- [Your task]:
Return the lines below that carry the word "would".

- [Excerpted records]:
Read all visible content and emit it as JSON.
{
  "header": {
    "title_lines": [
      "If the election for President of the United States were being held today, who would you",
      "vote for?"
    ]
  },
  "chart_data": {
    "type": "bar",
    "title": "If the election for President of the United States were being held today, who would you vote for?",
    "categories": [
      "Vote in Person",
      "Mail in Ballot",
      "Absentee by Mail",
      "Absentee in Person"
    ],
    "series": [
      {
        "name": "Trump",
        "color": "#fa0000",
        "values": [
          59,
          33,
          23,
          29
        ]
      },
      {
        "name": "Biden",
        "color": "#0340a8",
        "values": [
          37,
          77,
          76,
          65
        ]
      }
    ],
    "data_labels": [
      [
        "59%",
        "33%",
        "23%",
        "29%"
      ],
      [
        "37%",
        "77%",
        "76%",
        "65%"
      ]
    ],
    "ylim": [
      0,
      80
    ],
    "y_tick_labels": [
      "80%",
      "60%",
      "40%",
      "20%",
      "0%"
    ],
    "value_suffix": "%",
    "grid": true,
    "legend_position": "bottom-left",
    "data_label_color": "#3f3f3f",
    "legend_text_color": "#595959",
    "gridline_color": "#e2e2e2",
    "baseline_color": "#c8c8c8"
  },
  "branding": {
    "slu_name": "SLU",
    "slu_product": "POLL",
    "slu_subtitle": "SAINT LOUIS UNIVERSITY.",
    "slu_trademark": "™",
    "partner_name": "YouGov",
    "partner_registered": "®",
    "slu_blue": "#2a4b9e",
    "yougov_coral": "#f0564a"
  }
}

* * *

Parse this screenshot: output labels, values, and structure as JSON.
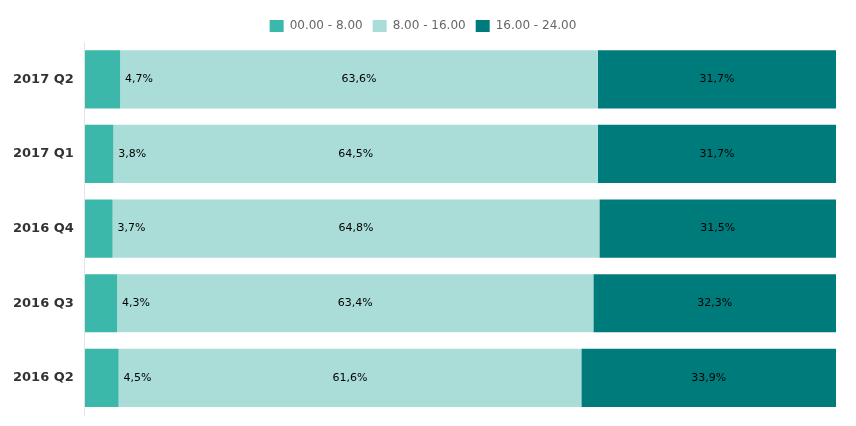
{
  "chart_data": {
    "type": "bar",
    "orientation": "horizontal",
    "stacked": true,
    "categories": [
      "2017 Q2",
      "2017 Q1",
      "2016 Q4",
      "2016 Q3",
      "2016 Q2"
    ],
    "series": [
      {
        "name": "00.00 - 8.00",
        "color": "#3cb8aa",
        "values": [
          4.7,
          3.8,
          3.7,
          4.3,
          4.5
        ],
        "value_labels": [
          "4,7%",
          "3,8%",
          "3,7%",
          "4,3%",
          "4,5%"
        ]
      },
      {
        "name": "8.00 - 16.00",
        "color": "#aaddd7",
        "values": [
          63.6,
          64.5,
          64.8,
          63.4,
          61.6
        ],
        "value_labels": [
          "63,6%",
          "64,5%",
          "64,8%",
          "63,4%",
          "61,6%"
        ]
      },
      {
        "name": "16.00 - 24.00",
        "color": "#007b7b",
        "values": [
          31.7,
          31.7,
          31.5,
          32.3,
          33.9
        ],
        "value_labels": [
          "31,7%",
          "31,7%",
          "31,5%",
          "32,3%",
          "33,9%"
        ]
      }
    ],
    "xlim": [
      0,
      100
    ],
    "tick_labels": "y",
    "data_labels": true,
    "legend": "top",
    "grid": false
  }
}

---

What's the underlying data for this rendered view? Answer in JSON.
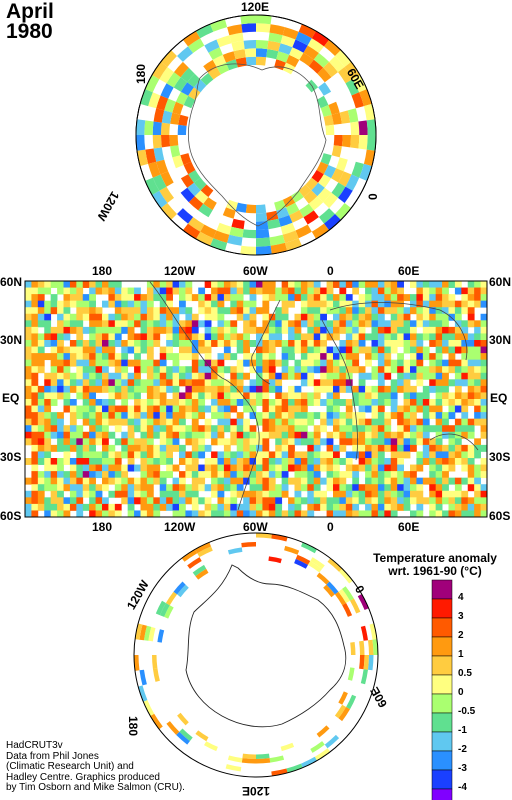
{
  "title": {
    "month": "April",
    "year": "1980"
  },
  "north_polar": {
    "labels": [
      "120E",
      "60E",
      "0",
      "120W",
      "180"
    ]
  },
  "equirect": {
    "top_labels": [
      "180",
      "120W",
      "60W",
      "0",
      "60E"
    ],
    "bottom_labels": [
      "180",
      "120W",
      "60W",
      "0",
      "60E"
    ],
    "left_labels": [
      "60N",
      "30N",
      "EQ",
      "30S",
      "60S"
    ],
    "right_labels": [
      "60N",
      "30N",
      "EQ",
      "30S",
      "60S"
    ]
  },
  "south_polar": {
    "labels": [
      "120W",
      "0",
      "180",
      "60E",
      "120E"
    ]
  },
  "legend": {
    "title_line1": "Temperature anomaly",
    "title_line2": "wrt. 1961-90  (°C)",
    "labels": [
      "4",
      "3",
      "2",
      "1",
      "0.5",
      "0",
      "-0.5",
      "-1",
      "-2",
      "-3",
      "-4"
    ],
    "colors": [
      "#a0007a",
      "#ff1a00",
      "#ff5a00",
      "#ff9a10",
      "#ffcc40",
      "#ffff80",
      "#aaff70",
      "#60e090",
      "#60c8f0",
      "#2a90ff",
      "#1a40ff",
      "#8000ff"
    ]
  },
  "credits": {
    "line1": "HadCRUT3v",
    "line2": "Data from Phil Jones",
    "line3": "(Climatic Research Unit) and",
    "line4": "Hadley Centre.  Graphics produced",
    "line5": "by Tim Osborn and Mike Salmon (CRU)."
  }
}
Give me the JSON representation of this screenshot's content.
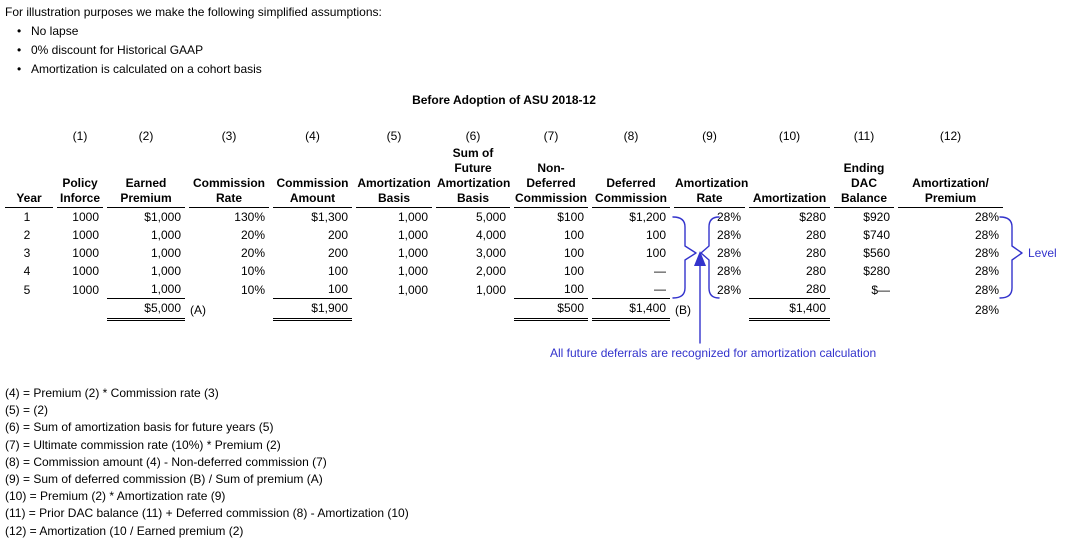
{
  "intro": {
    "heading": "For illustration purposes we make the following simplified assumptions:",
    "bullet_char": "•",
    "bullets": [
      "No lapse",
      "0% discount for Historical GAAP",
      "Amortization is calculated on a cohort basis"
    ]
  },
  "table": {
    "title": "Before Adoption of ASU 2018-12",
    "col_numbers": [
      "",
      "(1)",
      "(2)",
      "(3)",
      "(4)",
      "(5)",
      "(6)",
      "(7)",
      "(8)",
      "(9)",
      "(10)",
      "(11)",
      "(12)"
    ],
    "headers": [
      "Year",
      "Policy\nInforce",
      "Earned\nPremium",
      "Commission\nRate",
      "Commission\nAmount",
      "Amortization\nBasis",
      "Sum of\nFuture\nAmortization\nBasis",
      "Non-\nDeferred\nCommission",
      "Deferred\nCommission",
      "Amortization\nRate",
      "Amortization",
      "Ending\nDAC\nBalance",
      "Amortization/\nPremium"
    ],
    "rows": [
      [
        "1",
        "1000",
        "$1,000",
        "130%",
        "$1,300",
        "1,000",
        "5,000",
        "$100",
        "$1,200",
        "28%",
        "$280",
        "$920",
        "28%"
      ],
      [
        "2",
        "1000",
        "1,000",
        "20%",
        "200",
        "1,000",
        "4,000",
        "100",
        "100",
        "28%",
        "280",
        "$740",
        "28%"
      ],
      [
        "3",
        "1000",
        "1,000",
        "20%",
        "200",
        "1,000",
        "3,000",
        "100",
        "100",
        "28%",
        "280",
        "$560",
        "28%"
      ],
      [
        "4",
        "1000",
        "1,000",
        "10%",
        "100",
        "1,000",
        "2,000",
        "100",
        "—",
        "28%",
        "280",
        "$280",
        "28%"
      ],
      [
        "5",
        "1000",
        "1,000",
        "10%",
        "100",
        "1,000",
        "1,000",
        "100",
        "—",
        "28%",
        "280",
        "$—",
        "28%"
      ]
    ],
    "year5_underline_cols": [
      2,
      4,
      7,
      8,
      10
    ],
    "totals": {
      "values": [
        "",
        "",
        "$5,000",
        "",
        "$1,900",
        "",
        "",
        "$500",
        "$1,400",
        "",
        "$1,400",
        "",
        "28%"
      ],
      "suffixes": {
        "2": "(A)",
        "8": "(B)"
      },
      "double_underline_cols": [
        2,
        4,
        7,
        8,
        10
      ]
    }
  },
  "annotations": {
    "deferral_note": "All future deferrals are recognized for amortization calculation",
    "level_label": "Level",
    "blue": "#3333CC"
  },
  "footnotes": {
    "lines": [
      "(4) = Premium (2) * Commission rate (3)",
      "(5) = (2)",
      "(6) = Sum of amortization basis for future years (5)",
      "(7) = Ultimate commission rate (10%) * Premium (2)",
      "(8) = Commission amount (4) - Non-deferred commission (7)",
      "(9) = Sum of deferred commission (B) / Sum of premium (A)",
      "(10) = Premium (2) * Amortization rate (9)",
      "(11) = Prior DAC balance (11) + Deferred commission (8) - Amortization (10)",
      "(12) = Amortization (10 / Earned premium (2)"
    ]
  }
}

- [Final answer]:
      "If the election for President of the United States were being held today, who would you",
    "title": "If the election for President of the United States were being held today, who would you vote for?",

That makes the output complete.